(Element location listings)
--------------------

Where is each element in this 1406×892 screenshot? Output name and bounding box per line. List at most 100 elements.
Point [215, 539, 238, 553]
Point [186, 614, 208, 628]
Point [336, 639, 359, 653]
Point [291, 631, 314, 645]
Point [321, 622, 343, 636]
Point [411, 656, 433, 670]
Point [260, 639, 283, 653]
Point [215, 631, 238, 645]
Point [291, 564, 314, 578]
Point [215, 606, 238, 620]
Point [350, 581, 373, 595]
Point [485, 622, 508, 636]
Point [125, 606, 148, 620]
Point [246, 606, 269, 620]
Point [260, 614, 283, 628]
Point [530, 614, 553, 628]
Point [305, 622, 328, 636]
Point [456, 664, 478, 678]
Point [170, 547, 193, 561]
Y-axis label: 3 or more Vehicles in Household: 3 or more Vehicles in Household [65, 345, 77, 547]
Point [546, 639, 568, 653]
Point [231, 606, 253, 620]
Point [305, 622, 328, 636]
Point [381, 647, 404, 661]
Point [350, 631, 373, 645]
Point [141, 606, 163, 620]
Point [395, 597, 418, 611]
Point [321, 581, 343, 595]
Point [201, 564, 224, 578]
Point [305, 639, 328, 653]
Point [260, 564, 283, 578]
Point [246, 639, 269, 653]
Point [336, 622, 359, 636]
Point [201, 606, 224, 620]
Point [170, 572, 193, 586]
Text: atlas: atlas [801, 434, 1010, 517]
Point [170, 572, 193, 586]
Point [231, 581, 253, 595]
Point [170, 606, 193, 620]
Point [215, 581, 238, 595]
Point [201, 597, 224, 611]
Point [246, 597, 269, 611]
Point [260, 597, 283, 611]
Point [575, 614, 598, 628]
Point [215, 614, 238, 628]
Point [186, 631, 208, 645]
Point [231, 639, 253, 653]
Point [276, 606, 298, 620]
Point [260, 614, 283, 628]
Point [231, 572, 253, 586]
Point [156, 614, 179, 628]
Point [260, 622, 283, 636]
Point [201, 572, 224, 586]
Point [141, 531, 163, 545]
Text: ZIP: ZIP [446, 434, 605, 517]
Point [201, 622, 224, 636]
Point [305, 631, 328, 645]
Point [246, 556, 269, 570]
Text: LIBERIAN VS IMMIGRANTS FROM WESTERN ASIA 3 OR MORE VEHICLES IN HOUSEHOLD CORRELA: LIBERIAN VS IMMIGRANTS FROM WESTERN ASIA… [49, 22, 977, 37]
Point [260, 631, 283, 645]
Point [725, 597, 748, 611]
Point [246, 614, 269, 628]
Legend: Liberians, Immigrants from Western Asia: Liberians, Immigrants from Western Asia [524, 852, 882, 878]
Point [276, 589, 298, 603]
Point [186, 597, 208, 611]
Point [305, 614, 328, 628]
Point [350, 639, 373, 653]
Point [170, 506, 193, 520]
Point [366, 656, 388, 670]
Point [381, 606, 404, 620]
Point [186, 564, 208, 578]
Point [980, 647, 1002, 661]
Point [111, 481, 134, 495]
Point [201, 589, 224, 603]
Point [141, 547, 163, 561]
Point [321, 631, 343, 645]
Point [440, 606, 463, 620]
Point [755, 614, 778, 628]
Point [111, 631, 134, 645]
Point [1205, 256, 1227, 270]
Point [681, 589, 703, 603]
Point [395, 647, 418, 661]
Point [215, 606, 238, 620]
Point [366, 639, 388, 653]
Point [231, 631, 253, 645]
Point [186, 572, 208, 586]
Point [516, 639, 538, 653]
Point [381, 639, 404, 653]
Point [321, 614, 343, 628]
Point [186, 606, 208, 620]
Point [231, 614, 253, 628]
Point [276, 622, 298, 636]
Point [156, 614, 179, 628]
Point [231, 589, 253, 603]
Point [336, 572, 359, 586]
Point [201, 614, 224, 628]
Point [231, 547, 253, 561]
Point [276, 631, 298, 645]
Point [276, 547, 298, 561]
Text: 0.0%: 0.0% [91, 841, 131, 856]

--------------------

■ **Problem to work on**:
Quote the entries word for word, from the first line up to and including the line with "Point [215, 631, 238, 645]", and nothing beyond it.

■ **Output of the task**:
Where is each element in this 1406×892 screenshot? Output name and bounding box per line. List at most 100 elements.
Point [215, 539, 238, 553]
Point [186, 614, 208, 628]
Point [336, 639, 359, 653]
Point [291, 631, 314, 645]
Point [321, 622, 343, 636]
Point [411, 656, 433, 670]
Point [260, 639, 283, 653]
Point [215, 631, 238, 645]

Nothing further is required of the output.